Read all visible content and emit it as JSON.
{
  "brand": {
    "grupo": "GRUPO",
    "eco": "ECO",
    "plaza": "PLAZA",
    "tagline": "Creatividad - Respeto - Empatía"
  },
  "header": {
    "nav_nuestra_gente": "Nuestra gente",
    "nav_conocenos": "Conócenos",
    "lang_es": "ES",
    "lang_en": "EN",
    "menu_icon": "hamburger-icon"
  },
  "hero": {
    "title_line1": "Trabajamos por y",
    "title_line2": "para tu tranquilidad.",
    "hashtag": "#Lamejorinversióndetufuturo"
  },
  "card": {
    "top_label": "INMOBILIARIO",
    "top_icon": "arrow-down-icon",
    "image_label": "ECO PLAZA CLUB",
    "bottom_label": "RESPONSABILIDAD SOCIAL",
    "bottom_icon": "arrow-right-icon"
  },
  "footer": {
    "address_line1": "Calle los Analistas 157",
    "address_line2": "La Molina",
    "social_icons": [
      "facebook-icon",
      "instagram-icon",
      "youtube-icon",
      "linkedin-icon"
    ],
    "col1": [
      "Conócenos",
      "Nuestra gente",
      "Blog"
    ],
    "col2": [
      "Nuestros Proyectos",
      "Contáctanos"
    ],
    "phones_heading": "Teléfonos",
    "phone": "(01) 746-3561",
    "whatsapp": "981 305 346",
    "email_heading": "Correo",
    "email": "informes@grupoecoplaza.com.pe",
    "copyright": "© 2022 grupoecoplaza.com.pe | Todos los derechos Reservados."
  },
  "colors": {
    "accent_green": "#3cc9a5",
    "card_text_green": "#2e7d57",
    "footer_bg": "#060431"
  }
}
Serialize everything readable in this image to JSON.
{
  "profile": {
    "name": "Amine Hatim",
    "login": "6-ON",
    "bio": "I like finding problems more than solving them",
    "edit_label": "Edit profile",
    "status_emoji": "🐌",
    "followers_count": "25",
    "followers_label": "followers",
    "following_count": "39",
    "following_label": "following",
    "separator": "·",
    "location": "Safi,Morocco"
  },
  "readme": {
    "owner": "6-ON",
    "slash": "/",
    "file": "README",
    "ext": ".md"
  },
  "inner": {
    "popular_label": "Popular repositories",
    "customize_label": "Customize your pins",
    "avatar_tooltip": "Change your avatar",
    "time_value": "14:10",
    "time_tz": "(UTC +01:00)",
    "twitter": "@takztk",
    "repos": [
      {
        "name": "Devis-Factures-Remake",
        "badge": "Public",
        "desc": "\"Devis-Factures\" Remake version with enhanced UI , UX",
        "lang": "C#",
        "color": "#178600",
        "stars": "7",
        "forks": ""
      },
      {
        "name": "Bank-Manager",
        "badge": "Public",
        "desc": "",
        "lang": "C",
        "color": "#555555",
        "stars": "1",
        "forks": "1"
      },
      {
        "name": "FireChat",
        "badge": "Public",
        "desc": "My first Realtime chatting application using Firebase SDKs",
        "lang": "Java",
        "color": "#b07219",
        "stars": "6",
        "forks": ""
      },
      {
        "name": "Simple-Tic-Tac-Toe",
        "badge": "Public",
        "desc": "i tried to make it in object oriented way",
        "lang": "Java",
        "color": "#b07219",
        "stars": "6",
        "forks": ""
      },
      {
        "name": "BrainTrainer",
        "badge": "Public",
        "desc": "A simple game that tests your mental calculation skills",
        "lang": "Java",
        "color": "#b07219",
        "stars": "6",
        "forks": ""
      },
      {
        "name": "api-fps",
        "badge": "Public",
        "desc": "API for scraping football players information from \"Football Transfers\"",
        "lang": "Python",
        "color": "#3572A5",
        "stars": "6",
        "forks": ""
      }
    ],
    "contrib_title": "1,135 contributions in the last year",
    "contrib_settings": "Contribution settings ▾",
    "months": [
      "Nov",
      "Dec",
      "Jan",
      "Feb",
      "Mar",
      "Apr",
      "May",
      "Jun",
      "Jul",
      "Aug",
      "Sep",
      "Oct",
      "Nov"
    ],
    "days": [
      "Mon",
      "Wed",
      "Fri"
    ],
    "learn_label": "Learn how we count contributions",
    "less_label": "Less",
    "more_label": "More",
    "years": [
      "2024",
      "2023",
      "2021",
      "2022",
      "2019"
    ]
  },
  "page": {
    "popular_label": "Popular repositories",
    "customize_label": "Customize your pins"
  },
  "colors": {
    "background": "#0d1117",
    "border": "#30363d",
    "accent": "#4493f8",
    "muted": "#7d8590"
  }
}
□ □ □ □ □ □ □
• The exercise:
For the entries above, count the lines that contain the string "Conócenos", and state that number without further comment.

• Complete output:
2